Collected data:
※ ※ ※

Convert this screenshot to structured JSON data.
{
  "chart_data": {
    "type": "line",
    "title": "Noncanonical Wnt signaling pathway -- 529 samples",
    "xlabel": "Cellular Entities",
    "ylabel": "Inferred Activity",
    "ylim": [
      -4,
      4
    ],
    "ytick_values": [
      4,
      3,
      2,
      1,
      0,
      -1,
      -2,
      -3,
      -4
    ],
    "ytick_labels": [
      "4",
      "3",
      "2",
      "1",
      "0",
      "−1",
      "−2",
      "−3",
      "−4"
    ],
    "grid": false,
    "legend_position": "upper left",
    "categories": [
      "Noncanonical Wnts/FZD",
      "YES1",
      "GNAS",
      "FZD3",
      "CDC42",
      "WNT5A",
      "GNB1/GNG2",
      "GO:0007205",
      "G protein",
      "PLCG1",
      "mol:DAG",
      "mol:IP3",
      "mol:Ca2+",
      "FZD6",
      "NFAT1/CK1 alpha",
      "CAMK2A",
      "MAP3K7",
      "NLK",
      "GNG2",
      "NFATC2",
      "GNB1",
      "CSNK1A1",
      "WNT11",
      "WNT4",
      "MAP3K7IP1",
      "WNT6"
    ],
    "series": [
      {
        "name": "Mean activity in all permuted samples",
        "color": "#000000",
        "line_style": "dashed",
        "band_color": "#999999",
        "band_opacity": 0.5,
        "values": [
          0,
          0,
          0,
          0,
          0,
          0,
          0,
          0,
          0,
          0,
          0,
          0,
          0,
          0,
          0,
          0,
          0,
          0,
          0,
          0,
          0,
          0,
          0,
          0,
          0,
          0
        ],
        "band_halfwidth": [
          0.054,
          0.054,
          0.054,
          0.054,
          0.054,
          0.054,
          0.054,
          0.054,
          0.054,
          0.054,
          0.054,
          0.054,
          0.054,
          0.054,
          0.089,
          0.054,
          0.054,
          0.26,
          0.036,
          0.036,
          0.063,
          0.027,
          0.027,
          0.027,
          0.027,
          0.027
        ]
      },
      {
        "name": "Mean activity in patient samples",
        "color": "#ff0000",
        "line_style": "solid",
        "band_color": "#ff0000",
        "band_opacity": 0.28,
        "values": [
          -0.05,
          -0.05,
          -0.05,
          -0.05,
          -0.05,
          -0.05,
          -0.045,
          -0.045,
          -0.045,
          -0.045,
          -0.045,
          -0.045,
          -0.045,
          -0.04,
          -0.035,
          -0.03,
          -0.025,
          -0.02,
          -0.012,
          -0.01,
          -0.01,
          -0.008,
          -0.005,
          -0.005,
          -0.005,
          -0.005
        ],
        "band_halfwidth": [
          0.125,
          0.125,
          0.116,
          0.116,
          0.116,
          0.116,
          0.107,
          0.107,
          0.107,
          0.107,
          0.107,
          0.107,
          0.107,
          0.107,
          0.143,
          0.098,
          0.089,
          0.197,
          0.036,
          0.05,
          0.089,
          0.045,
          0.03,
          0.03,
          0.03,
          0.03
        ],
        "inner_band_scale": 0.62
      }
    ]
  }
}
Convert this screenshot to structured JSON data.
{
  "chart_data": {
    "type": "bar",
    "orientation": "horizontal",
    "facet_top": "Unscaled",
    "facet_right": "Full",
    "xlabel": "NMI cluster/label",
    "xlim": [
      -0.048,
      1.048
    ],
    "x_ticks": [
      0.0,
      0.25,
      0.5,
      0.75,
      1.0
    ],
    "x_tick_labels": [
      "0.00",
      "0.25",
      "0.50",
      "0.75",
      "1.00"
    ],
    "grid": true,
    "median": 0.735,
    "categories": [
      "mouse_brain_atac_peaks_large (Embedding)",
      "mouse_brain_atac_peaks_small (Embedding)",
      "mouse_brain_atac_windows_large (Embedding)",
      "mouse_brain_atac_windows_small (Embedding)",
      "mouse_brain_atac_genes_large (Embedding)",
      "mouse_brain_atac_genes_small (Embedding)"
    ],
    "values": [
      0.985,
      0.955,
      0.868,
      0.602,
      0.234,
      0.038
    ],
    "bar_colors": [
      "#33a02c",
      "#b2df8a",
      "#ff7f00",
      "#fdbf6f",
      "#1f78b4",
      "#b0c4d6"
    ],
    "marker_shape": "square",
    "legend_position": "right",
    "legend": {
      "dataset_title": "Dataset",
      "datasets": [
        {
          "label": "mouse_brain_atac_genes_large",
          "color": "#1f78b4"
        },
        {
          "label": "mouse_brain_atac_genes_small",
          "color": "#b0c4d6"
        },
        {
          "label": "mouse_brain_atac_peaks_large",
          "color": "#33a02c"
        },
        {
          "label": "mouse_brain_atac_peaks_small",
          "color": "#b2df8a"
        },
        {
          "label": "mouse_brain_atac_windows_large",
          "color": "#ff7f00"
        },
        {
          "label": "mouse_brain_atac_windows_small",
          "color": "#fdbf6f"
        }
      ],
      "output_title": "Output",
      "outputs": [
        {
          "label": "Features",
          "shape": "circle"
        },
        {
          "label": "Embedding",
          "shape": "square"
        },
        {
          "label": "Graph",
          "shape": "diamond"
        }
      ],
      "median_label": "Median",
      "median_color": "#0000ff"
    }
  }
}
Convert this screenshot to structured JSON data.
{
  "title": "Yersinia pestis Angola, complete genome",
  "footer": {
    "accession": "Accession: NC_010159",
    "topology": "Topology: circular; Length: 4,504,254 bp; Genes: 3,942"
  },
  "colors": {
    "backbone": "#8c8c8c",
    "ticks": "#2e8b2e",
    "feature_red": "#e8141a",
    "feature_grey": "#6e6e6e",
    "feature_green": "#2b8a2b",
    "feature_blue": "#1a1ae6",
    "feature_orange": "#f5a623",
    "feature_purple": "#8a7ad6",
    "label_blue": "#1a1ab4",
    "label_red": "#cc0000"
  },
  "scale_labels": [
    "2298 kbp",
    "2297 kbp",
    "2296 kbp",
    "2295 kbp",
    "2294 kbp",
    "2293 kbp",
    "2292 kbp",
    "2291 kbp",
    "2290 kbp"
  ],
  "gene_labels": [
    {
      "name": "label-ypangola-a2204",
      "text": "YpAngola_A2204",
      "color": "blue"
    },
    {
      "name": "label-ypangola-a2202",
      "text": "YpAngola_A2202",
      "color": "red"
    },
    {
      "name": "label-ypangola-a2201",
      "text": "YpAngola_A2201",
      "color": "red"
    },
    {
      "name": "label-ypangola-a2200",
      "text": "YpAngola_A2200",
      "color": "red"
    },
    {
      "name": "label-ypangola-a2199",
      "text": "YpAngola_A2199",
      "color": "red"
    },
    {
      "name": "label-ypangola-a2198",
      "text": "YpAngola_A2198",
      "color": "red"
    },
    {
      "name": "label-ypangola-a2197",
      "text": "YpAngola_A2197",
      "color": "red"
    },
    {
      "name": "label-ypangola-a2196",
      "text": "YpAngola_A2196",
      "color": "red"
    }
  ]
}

※ ※ ※

* **Work to be completed**
Return every line above exactly.

* **Solved problem**
Convert this screenshot to structured JSON data.
{
  "chart_data": {
    "type": "line",
    "title": "Noncanonical Wnt signaling pathway -- 529 samples",
    "xlabel": "Cellular Entities",
    "ylabel": "Inferred Activity",
    "ylim": [
      -4,
      4
    ],
    "ytick_values": [
      4,
      3,
      2,
      1,
      0,
      -1,
      -2,
      -3,
      -4
    ],
    "ytick_labels": [
      "4",
      "3",
      "2",
      "1",
      "0",
      "−1",
      "−2",
      "−3",
      "−4"
    ],
    "grid": false,
    "legend_position": "upper left",
    "categories": [
      "Noncanonical Wnts/FZD",
      "YES1",
      "GNAS",
      "FZD3",
      "CDC42",
      "WNT5A",
      "GNB1/GNG2",
      "GO:0007205",
      "G protein",
      "PLCG1",
      "mol:DAG",
      "mol:IP3",
      "mol:Ca2+",
      "FZD6",
      "NFAT1/CK1 alpha",
      "CAMK2A",
      "MAP3K7",
      "NLK",
      "GNG2",
      "NFATC2",
      "GNB1",
      "CSNK1A1",
      "WNT11",
      "WNT4",
      "MAP3K7IP1",
      "WNT6"
    ],
    "series": [
      {
        "name": "Mean activity in all permuted samples",
        "color": "#000000",
        "line_style": "dashed",
        "band_color": "#999999",
        "band_opacity": 0.5,
        "values": [
          0,
          0,
          0,
          0,
          0,
          0,
          0,
          0,
          0,
          0,
          0,
          0,
          0,
          0,
          0,
          0,
          0,
          0,
          0,
          0,
          0,
          0,
          0,
          0,
          0,
          0
        ],
        "band_halfwidth": [
          0.054,
          0.054,
          0.054,
          0.054,
          0.054,
          0.054,
          0.054,
          0.054,
          0.054,
          0.054,
          0.054,
          0.054,
          0.054,
          0.054,
          0.089,
          0.054,
          0.054,
          0.26,
          0.036,
          0.036,
          0.063,
          0.027,
          0.027,
          0.027,
          0.027,
          0.027
        ]
      },
      {
        "name": "Mean activity in patient samples",
        "color": "#ff0000",
        "line_style": "solid",
        "band_color": "#ff0000",
        "band_opacity": 0.28,
        "values": [
          -0.05,
          -0.05,
          -0.05,
          -0.05,
          -0.05,
          -0.05,
          -0.045,
          -0.045,
          -0.045,
          -0.045,
          -0.045,
          -0.045,
          -0.045,
          -0.04,
          -0.035,
          -0.03,
          -0.025,
          -0.02,
          -0.012,
          -0.01,
          -0.01,
          -0.008,
          -0.005,
          -0.005,
          -0.005,
          -0.005
        ],
        "band_halfwidth": [
          0.125,
          0.125,
          0.116,
          0.116,
          0.116,
          0.116,
          0.107,
          0.107,
          0.107,
          0.107,
          0.107,
          0.107,
          0.107,
          0.107,
          0.143,
          0.098,
          0.089,
          0.197,
          0.036,
          0.05,
          0.089,
          0.045,
          0.03,
          0.03,
          0.03,
          0.03
        ],
        "inner_band_scale": 0.62
      }
    ]
  }
}
Convert this screenshot to structured JSON data.
{
  "chart_data": {
    "type": "bar",
    "orientation": "horizontal",
    "facet_top": "Unscaled",
    "facet_right": "Full",
    "xlabel": "NMI cluster/label",
    "xlim": [
      -0.048,
      1.048
    ],
    "x_ticks": [
      0.0,
      0.25,
      0.5,
      0.75,
      1.0
    ],
    "x_tick_labels": [
      "0.00",
      "0.25",
      "0.50",
      "0.75",
      "1.00"
    ],
    "grid": true,
    "median": 0.735,
    "categories": [
      "mouse_brain_atac_peaks_large (Embedding)",
      "mouse_brain_atac_peaks_small (Embedding)",
      "mouse_brain_atac_windows_large (Embedding)",
      "mouse_brain_atac_windows_small (Embedding)",
      "mouse_brain_atac_genes_large (Embedding)",
      "mouse_brain_atac_genes_small (Embedding)"
    ],
    "values": [
      0.985,
      0.955,
      0.868,
      0.602,
      0.234,
      0.038
    ],
    "bar_colors": [
      "#33a02c",
      "#b2df8a",
      "#ff7f00",
      "#fdbf6f",
      "#1f78b4",
      "#b0c4d6"
    ],
    "marker_shape": "square",
    "legend_position": "right",
    "legend": {
      "dataset_title": "Dataset",
      "datasets": [
        {
          "label": "mouse_brain_atac_genes_large",
          "color": "#1f78b4"
        },
        {
          "label": "mouse_brain_atac_genes_small",
          "color": "#b0c4d6"
        },
        {
          "label": "mouse_brain_atac_peaks_large",
          "color": "#33a02c"
        },
        {
          "label": "mouse_brain_atac_peaks_small",
          "color": "#b2df8a"
        },
        {
          "label": "mouse_brain_atac_windows_large",
          "color": "#ff7f00"
        },
        {
          "label": "mouse_brain_atac_windows_small",
          "color": "#fdbf6f"
        }
      ],
      "output_title": "Output",
      "outputs": [
        {
          "label": "Features",
          "shape": "circle"
        },
        {
          "label": "Embedding",
          "shape": "square"
        },
        {
          "label": "Graph",
          "shape": "diamond"
        }
      ],
      "median_label": "Median",
      "median_color": "#0000ff"
    }
  }
}
Convert this screenshot to structured JSON data.
{
  "title": "Yersinia pestis Angola, complete genome",
  "footer": {
    "accession": "Accession: NC_010159",
    "topology": "Topology: circular; Length: 4,504,254 bp; Genes: 3,942"
  },
  "colors": {
    "backbone": "#8c8c8c",
    "ticks": "#2e8b2e",
    "feature_red": "#e8141a",
    "feature_grey": "#6e6e6e",
    "feature_green": "#2b8a2b",
    "feature_blue": "#1a1ae6",
    "feature_orange": "#f5a623",
    "feature_purple": "#8a7ad6",
    "label_blue": "#1a1ab4",
    "label_red": "#cc0000"
  },
  "scale_labels": [
    "2298 kbp",
    "2297 kbp",
    "2296 kbp",
    "2295 kbp",
    "2294 kbp",
    "2293 kbp",
    "2292 kbp",
    "2291 kbp",
    "2290 kbp"
  ],
  "gene_labels": [
    {
      "name": "label-ypangola-a2204",
      "text": "YpAngola_A2204",
      "color": "blue"
    },
    {
      "name": "label-ypangola-a2202",
      "text": "YpAngola_A2202",
      "color": "red"
    },
    {
      "name": "label-ypangola-a2201",
      "text": "YpAngola_A2201",
      "color": "red"
    },
    {
      "name": "label-ypangola-a2200",
      "text": "YpAngola_A2200",
      "color": "red"
    },
    {
      "name": "label-ypangola-a2199",
      "text": "YpAngola_A2199",
      "color": "red"
    },
    {
      "name": "label-ypangola-a2198",
      "text": "YpAngola_A2198",
      "color": "red"
    },
    {
      "name": "label-ypangola-a2197",
      "text": "YpAngola_A2197",
      "color": "red"
    },
    {
      "name": "label-ypangola-a2196",
      "text": "YpAngola_A2196",
      "color": "red"
    }
  ]
}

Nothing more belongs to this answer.